WHAT YOU WILL DO ▸ Could you quote, exactly as they stand, the lines running from the one with "Extract the structured" to the final line of the material?

EXCERPTED DATA ▸
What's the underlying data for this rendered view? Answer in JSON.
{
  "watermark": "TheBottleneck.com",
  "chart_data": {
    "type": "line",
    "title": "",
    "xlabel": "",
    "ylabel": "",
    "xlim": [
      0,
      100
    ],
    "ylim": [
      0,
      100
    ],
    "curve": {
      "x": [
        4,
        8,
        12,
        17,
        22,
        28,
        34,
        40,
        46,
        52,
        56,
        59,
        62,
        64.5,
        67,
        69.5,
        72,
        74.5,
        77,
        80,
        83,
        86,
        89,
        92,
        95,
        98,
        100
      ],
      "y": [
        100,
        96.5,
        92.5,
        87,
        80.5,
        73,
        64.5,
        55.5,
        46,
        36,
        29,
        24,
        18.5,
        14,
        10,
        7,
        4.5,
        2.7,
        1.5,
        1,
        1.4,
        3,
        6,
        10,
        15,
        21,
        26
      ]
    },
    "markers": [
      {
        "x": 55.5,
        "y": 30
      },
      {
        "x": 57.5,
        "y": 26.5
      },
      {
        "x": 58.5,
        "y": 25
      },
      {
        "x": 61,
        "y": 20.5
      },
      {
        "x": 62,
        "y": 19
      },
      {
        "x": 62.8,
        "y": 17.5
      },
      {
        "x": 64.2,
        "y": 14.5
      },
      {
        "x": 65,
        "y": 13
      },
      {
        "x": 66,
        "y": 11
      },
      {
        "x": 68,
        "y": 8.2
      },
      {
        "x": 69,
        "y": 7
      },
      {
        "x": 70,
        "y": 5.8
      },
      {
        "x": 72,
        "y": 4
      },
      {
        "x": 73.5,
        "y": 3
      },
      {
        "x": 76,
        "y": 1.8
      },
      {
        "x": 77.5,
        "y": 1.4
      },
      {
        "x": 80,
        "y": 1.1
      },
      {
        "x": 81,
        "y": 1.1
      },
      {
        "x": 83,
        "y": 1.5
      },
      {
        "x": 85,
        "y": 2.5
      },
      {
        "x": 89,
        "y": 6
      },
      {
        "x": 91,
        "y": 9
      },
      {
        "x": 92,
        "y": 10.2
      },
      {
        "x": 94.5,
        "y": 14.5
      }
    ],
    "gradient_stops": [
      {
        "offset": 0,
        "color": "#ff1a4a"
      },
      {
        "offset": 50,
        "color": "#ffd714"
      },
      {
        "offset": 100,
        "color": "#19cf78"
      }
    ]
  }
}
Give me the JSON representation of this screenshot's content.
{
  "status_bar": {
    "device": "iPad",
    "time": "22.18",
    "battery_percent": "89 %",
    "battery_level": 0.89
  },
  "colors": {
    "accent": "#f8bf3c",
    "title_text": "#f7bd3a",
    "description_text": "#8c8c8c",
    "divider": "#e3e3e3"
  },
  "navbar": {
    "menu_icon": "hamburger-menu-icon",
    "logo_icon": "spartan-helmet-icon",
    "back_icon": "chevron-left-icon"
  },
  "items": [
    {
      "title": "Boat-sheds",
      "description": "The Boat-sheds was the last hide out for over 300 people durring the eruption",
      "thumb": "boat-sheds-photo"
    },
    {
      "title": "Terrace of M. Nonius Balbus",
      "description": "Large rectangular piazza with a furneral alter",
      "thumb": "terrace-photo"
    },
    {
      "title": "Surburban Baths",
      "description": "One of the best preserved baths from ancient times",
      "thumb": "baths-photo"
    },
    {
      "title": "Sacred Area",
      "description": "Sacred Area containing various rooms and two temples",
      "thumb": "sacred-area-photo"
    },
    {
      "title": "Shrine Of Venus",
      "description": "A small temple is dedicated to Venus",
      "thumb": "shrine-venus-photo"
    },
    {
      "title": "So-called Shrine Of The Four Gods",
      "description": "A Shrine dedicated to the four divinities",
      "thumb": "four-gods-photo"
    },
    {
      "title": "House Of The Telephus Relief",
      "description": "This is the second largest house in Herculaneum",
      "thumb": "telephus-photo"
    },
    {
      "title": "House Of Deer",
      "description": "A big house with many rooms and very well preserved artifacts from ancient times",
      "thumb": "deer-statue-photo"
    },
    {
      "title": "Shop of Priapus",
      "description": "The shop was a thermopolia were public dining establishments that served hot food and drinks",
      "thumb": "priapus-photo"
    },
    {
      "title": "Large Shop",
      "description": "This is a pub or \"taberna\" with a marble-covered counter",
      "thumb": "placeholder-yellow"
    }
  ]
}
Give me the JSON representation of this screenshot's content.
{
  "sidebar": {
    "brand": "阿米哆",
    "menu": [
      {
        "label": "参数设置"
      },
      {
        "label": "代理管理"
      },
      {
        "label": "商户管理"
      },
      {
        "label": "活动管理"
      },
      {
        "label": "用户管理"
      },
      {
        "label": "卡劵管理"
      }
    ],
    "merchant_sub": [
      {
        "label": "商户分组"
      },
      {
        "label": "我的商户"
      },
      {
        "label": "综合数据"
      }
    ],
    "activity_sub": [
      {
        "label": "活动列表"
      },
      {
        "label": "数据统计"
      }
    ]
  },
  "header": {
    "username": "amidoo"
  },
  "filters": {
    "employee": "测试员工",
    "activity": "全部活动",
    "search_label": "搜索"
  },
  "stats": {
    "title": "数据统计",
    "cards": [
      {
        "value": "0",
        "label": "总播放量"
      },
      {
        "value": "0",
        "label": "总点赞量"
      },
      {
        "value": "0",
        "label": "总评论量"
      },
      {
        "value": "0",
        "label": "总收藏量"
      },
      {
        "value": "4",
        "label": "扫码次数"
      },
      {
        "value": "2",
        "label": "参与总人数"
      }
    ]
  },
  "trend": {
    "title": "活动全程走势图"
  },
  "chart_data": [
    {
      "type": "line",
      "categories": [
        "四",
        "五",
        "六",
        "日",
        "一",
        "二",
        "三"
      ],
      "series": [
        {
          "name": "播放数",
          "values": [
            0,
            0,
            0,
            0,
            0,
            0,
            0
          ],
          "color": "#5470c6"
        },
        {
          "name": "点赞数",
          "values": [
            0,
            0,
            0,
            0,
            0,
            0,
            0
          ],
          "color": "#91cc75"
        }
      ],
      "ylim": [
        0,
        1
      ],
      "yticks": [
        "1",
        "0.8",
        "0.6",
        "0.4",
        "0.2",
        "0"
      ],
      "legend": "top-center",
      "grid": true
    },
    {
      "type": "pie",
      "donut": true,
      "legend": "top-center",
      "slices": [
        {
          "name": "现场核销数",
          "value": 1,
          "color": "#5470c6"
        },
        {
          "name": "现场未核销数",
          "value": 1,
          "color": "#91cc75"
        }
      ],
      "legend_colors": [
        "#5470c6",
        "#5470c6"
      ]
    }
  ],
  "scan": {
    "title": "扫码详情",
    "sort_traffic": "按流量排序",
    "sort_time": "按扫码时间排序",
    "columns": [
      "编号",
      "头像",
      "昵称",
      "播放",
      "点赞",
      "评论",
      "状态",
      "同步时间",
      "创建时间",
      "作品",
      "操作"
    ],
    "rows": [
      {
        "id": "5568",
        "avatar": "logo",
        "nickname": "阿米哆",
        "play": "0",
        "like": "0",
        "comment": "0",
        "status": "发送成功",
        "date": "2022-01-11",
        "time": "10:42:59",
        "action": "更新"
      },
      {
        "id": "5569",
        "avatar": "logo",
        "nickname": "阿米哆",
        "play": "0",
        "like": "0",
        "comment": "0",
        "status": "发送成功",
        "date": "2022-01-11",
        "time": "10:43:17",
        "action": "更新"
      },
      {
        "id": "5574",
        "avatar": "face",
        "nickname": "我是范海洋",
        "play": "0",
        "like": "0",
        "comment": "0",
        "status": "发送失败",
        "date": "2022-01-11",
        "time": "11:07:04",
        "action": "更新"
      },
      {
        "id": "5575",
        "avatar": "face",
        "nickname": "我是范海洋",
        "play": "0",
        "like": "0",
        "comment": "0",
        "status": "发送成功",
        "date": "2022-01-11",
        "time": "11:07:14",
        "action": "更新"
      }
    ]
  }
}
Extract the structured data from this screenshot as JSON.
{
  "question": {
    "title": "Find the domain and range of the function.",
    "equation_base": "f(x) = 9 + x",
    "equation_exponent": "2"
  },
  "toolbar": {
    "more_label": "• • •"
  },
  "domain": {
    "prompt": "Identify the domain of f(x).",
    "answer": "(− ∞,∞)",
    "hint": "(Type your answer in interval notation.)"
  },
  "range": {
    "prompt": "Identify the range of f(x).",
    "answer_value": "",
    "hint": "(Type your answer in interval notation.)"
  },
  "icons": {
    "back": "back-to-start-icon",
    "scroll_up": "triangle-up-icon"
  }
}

ANSWER TO THE PROBLEM ▸
Extract the structured data from this screenshot as JSON.
{
  "question": {
    "title": "Find the domain and range of the function.",
    "equation_base": "f(x) = 9 + x",
    "equation_exponent": "2"
  },
  "toolbar": {
    "more_label": "• • •"
  },
  "domain": {
    "prompt": "Identify the domain of f(x).",
    "answer": "(− ∞,∞)",
    "hint": "(Type your answer in interval notation.)"
  },
  "range": {
    "prompt": "Identify the range of f(x).",
    "answer_value": "",
    "hint": "(Type your answer in interval notation.)"
  },
  "icons": {
    "back": "back-to-start-icon",
    "scroll_up": "triangle-up-icon"
  }
}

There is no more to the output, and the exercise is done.